Start

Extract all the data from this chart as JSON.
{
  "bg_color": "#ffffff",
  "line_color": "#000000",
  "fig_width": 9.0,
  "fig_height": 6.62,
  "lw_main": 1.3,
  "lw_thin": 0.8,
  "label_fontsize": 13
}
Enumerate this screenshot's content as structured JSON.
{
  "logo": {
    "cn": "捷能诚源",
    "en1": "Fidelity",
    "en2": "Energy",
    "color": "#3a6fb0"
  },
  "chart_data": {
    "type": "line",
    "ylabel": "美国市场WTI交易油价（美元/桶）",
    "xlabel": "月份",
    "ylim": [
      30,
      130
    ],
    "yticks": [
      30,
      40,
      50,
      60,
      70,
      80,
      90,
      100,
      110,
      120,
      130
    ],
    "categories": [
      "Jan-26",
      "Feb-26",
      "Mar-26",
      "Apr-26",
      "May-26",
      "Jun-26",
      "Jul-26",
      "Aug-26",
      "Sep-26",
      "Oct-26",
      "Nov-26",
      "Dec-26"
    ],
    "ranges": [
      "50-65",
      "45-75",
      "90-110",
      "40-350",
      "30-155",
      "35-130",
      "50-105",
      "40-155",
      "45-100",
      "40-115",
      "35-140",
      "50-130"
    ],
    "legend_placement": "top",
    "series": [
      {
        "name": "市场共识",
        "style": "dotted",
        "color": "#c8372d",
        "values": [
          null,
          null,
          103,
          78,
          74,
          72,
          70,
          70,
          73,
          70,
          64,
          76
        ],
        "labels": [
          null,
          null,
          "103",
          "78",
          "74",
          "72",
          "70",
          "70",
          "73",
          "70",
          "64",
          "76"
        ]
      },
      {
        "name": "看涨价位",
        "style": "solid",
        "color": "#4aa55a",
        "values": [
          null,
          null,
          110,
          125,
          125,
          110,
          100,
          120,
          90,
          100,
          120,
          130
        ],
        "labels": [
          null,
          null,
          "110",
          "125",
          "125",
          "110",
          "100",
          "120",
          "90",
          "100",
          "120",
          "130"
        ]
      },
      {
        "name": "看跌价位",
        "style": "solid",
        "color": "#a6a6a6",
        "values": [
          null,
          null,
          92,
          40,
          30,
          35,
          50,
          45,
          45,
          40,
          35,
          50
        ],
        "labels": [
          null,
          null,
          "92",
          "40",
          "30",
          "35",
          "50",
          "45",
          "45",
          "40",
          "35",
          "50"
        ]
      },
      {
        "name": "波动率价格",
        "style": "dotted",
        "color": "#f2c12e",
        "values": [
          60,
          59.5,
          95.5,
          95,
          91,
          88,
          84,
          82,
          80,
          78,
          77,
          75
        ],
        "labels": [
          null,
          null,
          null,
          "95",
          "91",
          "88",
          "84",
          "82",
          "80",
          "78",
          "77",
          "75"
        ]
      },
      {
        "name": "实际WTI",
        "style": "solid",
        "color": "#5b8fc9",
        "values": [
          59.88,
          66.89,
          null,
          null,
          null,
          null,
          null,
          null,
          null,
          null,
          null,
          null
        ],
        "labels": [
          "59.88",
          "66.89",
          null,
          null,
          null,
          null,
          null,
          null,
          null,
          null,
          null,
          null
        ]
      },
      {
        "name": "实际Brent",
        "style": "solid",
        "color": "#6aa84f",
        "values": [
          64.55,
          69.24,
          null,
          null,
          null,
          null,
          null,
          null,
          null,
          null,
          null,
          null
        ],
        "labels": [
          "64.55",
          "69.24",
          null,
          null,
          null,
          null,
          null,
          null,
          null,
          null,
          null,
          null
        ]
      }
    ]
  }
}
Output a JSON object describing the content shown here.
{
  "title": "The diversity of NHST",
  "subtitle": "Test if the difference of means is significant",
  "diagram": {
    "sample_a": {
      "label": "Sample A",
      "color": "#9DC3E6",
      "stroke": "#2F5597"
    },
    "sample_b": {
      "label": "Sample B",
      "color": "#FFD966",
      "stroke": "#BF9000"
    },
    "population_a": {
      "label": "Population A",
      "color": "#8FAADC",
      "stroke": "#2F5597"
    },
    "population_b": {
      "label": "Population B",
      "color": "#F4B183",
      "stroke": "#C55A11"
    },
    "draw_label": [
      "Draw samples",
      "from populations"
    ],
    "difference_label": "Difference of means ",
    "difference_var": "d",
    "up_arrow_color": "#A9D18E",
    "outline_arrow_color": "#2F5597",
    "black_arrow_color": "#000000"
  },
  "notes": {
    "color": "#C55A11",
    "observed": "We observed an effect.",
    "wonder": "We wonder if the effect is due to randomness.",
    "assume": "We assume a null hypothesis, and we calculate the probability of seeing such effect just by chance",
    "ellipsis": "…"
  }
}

End

Instructions for the task
Restate the records, all of them, precisely as written.

Problem solution
Extract all the data from this chart as JSON.
{
  "bg_color": "#ffffff",
  "line_color": "#000000",
  "fig_width": 9.0,
  "fig_height": 6.62,
  "lw_main": 1.3,
  "lw_thin": 0.8,
  "label_fontsize": 13
}
Enumerate this screenshot's content as structured JSON.
{
  "logo": {
    "cn": "捷能诚源",
    "en1": "Fidelity",
    "en2": "Energy",
    "color": "#3a6fb0"
  },
  "chart_data": {
    "type": "line",
    "ylabel": "美国市场WTI交易油价（美元/桶）",
    "xlabel": "月份",
    "ylim": [
      30,
      130
    ],
    "yticks": [
      30,
      40,
      50,
      60,
      70,
      80,
      90,
      100,
      110,
      120,
      130
    ],
    "categories": [
      "Jan-26",
      "Feb-26",
      "Mar-26",
      "Apr-26",
      "May-26",
      "Jun-26",
      "Jul-26",
      "Aug-26",
      "Sep-26",
      "Oct-26",
      "Nov-26",
      "Dec-26"
    ],
    "ranges": [
      "50-65",
      "45-75",
      "90-110",
      "40-350",
      "30-155",
      "35-130",
      "50-105",
      "40-155",
      "45-100",
      "40-115",
      "35-140",
      "50-130"
    ],
    "legend_placement": "top",
    "series": [
      {
        "name": "市场共识",
        "style": "dotted",
        "color": "#c8372d",
        "values": [
          null,
          null,
          103,
          78,
          74,
          72,
          70,
          70,
          73,
          70,
          64,
          76
        ],
        "labels": [
          null,
          null,
          "103",
          "78",
          "74",
          "72",
          "70",
          "70",
          "73",
          "70",
          "64",
          "76"
        ]
      },
      {
        "name": "看涨价位",
        "style": "solid",
        "color": "#4aa55a",
        "values": [
          null,
          null,
          110,
          125,
          125,
          110,
          100,
          120,
          90,
          100,
          120,
          130
        ],
        "labels": [
          null,
          null,
          "110",
          "125",
          "125",
          "110",
          "100",
          "120",
          "90",
          "100",
          "120",
          "130"
        ]
      },
      {
        "name": "看跌价位",
        "style": "solid",
        "color": "#a6a6a6",
        "values": [
          null,
          null,
          92,
          40,
          30,
          35,
          50,
          45,
          45,
          40,
          35,
          50
        ],
        "labels": [
          null,
          null,
          "92",
          "40",
          "30",
          "35",
          "50",
          "45",
          "45",
          "40",
          "35",
          "50"
        ]
      },
      {
        "name": "波动率价格",
        "style": "dotted",
        "color": "#f2c12e",
        "values": [
          60,
          59.5,
          95.5,
          95,
          91,
          88,
          84,
          82,
          80,
          78,
          77,
          75
        ],
        "labels": [
          null,
          null,
          null,
          "95",
          "91",
          "88",
          "84",
          "82",
          "80",
          "78",
          "77",
          "75"
        ]
      },
      {
        "name": "实际WTI",
        "style": "solid",
        "color": "#5b8fc9",
        "values": [
          59.88,
          66.89,
          null,
          null,
          null,
          null,
          null,
          null,
          null,
          null,
          null,
          null
        ],
        "labels": [
          "59.88",
          "66.89",
          null,
          null,
          null,
          null,
          null,
          null,
          null,
          null,
          null,
          null
        ]
      },
      {
        "name": "实际Brent",
        "style": "solid",
        "color": "#6aa84f",
        "values": [
          64.55,
          69.24,
          null,
          null,
          null,
          null,
          null,
          null,
          null,
          null,
          null,
          null
        ],
        "labels": [
          "64.55",
          "69.24",
          null,
          null,
          null,
          null,
          null,
          null,
          null,
          null,
          null,
          null
        ]
      }
    ]
  }
}
Output a JSON object describing the content shown here.
{
  "title": "The diversity of NHST",
  "subtitle": "Test if the difference of means is significant",
  "diagram": {
    "sample_a": {
      "label": "Sample A",
      "color": "#9DC3E6",
      "stroke": "#2F5597"
    },
    "sample_b": {
      "label": "Sample B",
      "color": "#FFD966",
      "stroke": "#BF9000"
    },
    "population_a": {
      "label": "Population A",
      "color": "#8FAADC",
      "stroke": "#2F5597"
    },
    "population_b": {
      "label": "Population B",
      "color": "#F4B183",
      "stroke": "#C55A11"
    },
    "draw_label": [
      "Draw samples",
      "from populations"
    ],
    "difference_label": "Difference of means ",
    "difference_var": "d",
    "up_arrow_color": "#A9D18E",
    "outline_arrow_color": "#2F5597",
    "black_arrow_color": "#000000"
  },
  "notes": {
    "color": "#C55A11",
    "observed": "We observed an effect.",
    "wonder": "We wonder if the effect is due to randomness.",
    "assume": "We assume a null hypothesis, and we calculate the probability of seeing such effect just by chance",
    "ellipsis": "…"
  }
}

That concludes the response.